• PROBLEM DESCRIPTION:
Set down the records once more, please, exactly and with the pictures left out.

[Entries with figure data]
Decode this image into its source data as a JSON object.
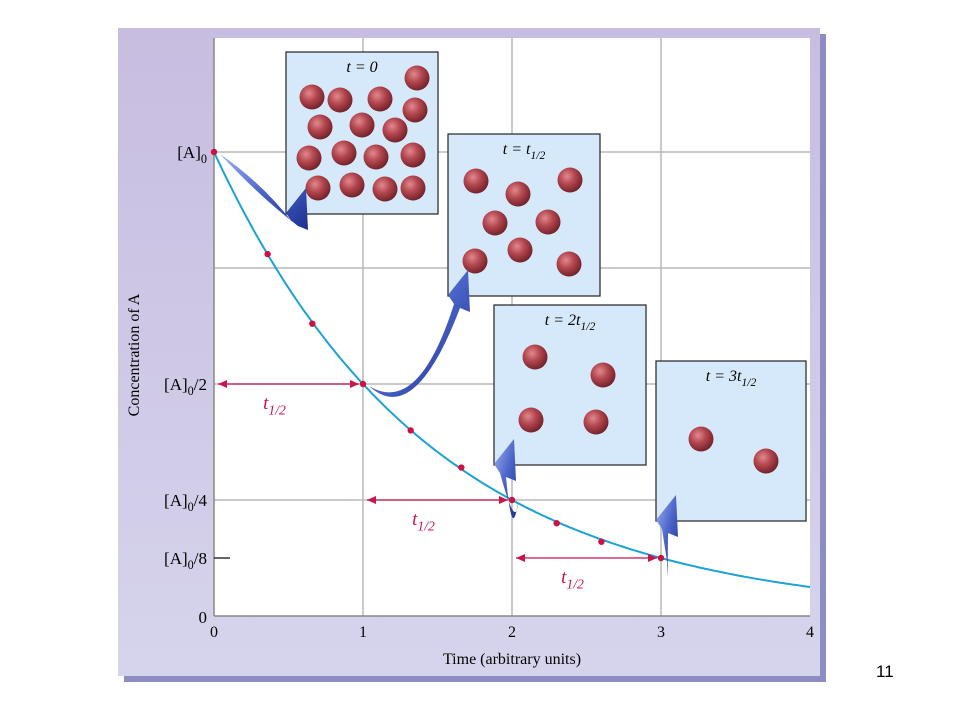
{
  "page_number": "11",
  "colors": {
    "panel_fill": "#c9c0e1",
    "panel_shadow": "#8d8dc4",
    "plot_bg": "#ffffff",
    "grid": "#b9b9b9",
    "curve": "#1ca2d4",
    "marker": "#cc1144",
    "arrow": "#c8154a",
    "box_fill": "#d6e9fb",
    "molecule": "#b0464e",
    "callout_arrow": "#3550b8"
  },
  "chart_data": {
    "type": "line",
    "xlabel": "Time (arbitrary units)",
    "ylabel": "Concentration of A",
    "xlim": [
      0,
      4
    ],
    "ylim": [
      0,
      1.24
    ],
    "x_ticks": [
      "0",
      "1",
      "2",
      "3",
      "4"
    ],
    "y_ticks": [
      {
        "value": 1.0,
        "label": "[A]",
        "sub": "0",
        "suffix": ""
      },
      {
        "value": 0.5,
        "label": "[A]",
        "sub": "0",
        "suffix": "/2"
      },
      {
        "value": 0.25,
        "label": "[A]",
        "sub": "0",
        "suffix": "/4"
      },
      {
        "value": 0.125,
        "label": "[A]",
        "sub": "0",
        "suffix": "/8"
      },
      {
        "value": 0,
        "label": "0",
        "sub": "",
        "suffix": ""
      }
    ],
    "grid": true,
    "x_gridlines": [
      1,
      2,
      3
    ],
    "y_gridlines": [
      0.5,
      0.25,
      0.75
    ],
    "curve": {
      "function": "exponential decay",
      "initial": 1.0,
      "half_life": 1.0,
      "x_range": [
        0,
        4
      ]
    },
    "marked_points": [
      {
        "x": 0,
        "y": 1.0
      },
      {
        "x": 0.36,
        "y": 0.78
      },
      {
        "x": 0.66,
        "y": 0.63
      },
      {
        "x": 1.0,
        "y": 0.5
      },
      {
        "x": 1.32,
        "y": 0.4
      },
      {
        "x": 1.66,
        "y": 0.32
      },
      {
        "x": 2.0,
        "y": 0.25
      },
      {
        "x": 2.3,
        "y": 0.2
      },
      {
        "x": 2.6,
        "y": 0.16
      },
      {
        "x": 3.0,
        "y": 0.125
      }
    ],
    "half_life_arrows": [
      {
        "x_start": 0,
        "x_end": 1,
        "y": 0.5,
        "label": "t",
        "sub": "1/2"
      },
      {
        "x_start": 1,
        "x_end": 2,
        "y": 0.25,
        "label": "t",
        "sub": "1/2"
      },
      {
        "x_start": 2,
        "x_end": 3,
        "y": 0.125,
        "label": "t",
        "sub": "1/2"
      }
    ],
    "insets": [
      {
        "label": "t = 0",
        "from_point": {
          "x": 0,
          "y": 1.0
        },
        "molecule_count": 16
      },
      {
        "label": "t = t",
        "sub": "1/2",
        "from_point": {
          "x": 1,
          "y": 0.5
        },
        "molecule_count": 8
      },
      {
        "label": "t = 2t",
        "sub": "1/2",
        "from_point": {
          "x": 2,
          "y": 0.25
        },
        "molecule_count": 4
      },
      {
        "label": "t = 3t",
        "sub": "1/2",
        "from_point": {
          "x": 3,
          "y": 0.125
        },
        "molecule_count": 2
      }
    ]
  }
}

• COMPLETED EXERCISE:
Decode this image into its source data as a JSON object.
{
  "page_number": "11",
  "colors": {
    "panel_fill": "#c9c0e1",
    "panel_shadow": "#8d8dc4",
    "plot_bg": "#ffffff",
    "grid": "#b9b9b9",
    "curve": "#1ca2d4",
    "marker": "#cc1144",
    "arrow": "#c8154a",
    "box_fill": "#d6e9fb",
    "molecule": "#b0464e",
    "callout_arrow": "#3550b8"
  },
  "chart_data": {
    "type": "line",
    "xlabel": "Time (arbitrary units)",
    "ylabel": "Concentration of A",
    "xlim": [
      0,
      4
    ],
    "ylim": [
      0,
      1.24
    ],
    "x_ticks": [
      "0",
      "1",
      "2",
      "3",
      "4"
    ],
    "y_ticks": [
      {
        "value": 1.0,
        "label": "[A]",
        "sub": "0",
        "suffix": ""
      },
      {
        "value": 0.5,
        "label": "[A]",
        "sub": "0",
        "suffix": "/2"
      },
      {
        "value": 0.25,
        "label": "[A]",
        "sub": "0",
        "suffix": "/4"
      },
      {
        "value": 0.125,
        "label": "[A]",
        "sub": "0",
        "suffix": "/8"
      },
      {
        "value": 0,
        "label": "0",
        "sub": "",
        "suffix": ""
      }
    ],
    "grid": true,
    "x_gridlines": [
      1,
      2,
      3
    ],
    "y_gridlines": [
      0.5,
      0.25,
      0.75
    ],
    "curve": {
      "function": "exponential decay",
      "initial": 1.0,
      "half_life": 1.0,
      "x_range": [
        0,
        4
      ]
    },
    "marked_points": [
      {
        "x": 0,
        "y": 1.0
      },
      {
        "x": 0.36,
        "y": 0.78
      },
      {
        "x": 0.66,
        "y": 0.63
      },
      {
        "x": 1.0,
        "y": 0.5
      },
      {
        "x": 1.32,
        "y": 0.4
      },
      {
        "x": 1.66,
        "y": 0.32
      },
      {
        "x": 2.0,
        "y": 0.25
      },
      {
        "x": 2.3,
        "y": 0.2
      },
      {
        "x": 2.6,
        "y": 0.16
      },
      {
        "x": 3.0,
        "y": 0.125
      }
    ],
    "half_life_arrows": [
      {
        "x_start": 0,
        "x_end": 1,
        "y": 0.5,
        "label": "t",
        "sub": "1/2"
      },
      {
        "x_start": 1,
        "x_end": 2,
        "y": 0.25,
        "label": "t",
        "sub": "1/2"
      },
      {
        "x_start": 2,
        "x_end": 3,
        "y": 0.125,
        "label": "t",
        "sub": "1/2"
      }
    ],
    "insets": [
      {
        "label": "t = 0",
        "from_point": {
          "x": 0,
          "y": 1.0
        },
        "molecule_count": 16
      },
      {
        "label": "t = t",
        "sub": "1/2",
        "from_point": {
          "x": 1,
          "y": 0.5
        },
        "molecule_count": 8
      },
      {
        "label": "t = 2t",
        "sub": "1/2",
        "from_point": {
          "x": 2,
          "y": 0.25
        },
        "molecule_count": 4
      },
      {
        "label": "t = 3t",
        "sub": "1/2",
        "from_point": {
          "x": 3,
          "y": 0.125
        },
        "molecule_count": 2
      }
    ]
  }
}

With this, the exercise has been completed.